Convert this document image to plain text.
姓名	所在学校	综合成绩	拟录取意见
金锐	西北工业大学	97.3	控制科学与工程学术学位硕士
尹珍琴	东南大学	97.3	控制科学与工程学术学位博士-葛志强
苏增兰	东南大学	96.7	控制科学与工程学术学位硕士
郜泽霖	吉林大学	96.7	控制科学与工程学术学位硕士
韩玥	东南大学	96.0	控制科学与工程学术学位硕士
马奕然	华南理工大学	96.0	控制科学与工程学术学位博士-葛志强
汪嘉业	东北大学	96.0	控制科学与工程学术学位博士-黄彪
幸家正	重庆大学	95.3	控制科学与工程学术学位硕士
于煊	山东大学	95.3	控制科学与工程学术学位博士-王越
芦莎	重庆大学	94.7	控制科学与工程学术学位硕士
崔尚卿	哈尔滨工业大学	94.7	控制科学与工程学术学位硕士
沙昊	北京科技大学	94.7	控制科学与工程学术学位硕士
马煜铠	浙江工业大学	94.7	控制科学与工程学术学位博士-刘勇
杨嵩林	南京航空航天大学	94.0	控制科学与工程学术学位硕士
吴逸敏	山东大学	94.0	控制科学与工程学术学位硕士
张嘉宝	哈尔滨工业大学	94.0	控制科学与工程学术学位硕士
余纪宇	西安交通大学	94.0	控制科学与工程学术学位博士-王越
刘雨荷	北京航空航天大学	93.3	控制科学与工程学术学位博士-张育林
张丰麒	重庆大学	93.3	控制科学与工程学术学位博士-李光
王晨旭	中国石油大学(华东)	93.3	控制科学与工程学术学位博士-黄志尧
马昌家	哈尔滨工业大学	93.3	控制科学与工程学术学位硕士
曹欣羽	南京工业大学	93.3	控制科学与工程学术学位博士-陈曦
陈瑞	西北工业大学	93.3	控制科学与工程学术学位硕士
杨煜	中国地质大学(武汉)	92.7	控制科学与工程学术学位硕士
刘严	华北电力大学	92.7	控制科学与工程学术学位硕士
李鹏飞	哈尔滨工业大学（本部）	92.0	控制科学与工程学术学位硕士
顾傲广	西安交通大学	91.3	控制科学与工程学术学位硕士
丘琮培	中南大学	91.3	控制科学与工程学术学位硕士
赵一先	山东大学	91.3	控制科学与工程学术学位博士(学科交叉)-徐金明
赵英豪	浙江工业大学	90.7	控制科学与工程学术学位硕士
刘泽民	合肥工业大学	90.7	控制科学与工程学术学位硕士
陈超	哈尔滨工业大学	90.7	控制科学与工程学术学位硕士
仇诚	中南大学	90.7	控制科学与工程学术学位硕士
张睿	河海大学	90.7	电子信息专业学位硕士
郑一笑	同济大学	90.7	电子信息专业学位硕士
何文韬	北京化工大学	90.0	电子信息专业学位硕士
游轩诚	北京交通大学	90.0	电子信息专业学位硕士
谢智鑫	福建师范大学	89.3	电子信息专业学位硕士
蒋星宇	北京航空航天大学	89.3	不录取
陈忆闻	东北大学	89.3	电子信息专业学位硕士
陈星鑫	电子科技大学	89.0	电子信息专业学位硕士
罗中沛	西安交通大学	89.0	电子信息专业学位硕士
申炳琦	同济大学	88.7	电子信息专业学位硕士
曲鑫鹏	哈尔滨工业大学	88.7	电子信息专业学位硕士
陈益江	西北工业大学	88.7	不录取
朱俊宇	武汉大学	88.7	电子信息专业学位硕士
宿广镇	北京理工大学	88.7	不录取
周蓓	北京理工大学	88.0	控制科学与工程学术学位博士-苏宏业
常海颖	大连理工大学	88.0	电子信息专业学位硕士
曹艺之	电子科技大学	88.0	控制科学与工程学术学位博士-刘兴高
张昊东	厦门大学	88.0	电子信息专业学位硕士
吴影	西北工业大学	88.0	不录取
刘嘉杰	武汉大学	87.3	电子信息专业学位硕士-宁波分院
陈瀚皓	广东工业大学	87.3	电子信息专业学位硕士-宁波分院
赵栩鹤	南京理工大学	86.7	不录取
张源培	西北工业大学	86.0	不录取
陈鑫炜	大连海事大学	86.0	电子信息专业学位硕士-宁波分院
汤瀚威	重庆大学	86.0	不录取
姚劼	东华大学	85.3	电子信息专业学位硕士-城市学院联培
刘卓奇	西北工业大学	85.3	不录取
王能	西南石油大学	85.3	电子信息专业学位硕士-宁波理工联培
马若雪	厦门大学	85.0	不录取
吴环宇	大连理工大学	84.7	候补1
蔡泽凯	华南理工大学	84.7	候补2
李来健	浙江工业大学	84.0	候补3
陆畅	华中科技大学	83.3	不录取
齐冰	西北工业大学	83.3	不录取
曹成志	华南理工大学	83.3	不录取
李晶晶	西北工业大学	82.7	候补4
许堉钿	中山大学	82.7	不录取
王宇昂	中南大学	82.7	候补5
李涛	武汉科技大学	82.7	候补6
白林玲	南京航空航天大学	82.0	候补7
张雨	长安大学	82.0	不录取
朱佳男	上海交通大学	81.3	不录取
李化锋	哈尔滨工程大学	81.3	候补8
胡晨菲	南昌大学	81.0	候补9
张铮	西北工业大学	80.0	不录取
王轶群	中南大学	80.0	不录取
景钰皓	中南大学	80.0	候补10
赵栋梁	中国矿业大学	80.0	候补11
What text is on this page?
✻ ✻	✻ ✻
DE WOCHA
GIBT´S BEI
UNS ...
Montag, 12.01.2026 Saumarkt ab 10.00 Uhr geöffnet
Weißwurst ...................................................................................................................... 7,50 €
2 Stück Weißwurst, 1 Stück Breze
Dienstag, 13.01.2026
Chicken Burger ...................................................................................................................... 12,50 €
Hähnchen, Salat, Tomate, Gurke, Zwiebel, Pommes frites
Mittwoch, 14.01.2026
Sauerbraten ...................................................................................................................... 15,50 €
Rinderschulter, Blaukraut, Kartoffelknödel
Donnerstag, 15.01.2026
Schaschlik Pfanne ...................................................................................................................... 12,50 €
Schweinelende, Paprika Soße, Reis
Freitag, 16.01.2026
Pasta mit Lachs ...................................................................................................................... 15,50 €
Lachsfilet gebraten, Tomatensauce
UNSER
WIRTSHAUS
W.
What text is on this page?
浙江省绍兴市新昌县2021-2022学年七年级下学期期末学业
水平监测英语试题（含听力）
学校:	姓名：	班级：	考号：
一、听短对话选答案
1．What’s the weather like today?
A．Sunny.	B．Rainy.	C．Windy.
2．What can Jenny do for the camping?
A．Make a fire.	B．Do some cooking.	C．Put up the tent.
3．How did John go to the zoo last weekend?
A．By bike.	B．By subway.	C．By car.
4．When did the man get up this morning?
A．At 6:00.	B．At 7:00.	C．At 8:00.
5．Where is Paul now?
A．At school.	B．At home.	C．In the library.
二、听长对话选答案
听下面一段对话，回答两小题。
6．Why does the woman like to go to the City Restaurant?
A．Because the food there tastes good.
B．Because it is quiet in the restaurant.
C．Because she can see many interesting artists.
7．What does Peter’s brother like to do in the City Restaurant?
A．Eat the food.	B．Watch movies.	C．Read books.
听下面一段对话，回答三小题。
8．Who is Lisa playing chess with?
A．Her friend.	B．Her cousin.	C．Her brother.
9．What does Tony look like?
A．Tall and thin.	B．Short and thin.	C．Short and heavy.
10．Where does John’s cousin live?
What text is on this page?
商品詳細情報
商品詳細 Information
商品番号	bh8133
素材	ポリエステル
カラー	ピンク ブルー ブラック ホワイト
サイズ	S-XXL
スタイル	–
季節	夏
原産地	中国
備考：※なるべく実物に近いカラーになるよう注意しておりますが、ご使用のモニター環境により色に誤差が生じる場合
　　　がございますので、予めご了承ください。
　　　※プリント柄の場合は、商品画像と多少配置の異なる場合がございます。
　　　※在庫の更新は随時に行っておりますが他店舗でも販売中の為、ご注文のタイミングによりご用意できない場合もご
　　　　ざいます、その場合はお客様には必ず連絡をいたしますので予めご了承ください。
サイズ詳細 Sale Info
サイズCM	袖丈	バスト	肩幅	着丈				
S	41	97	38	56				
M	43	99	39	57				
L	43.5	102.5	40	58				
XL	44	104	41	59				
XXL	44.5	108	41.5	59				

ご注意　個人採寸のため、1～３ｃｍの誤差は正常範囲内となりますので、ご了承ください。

-=-=-=-=-

What you will do:
Show the lines of the data that hold the word "西安交通大学".

Answer for this exercise:
余纪宇	西安交通大学	94.0	控制科学与工程学术学位博士-王越
顾傲广	西安交通大学	91.3	控制科学与工程学术学位硕士
罗中沛	西安交通大学	89.0	电子信息专业学位硕士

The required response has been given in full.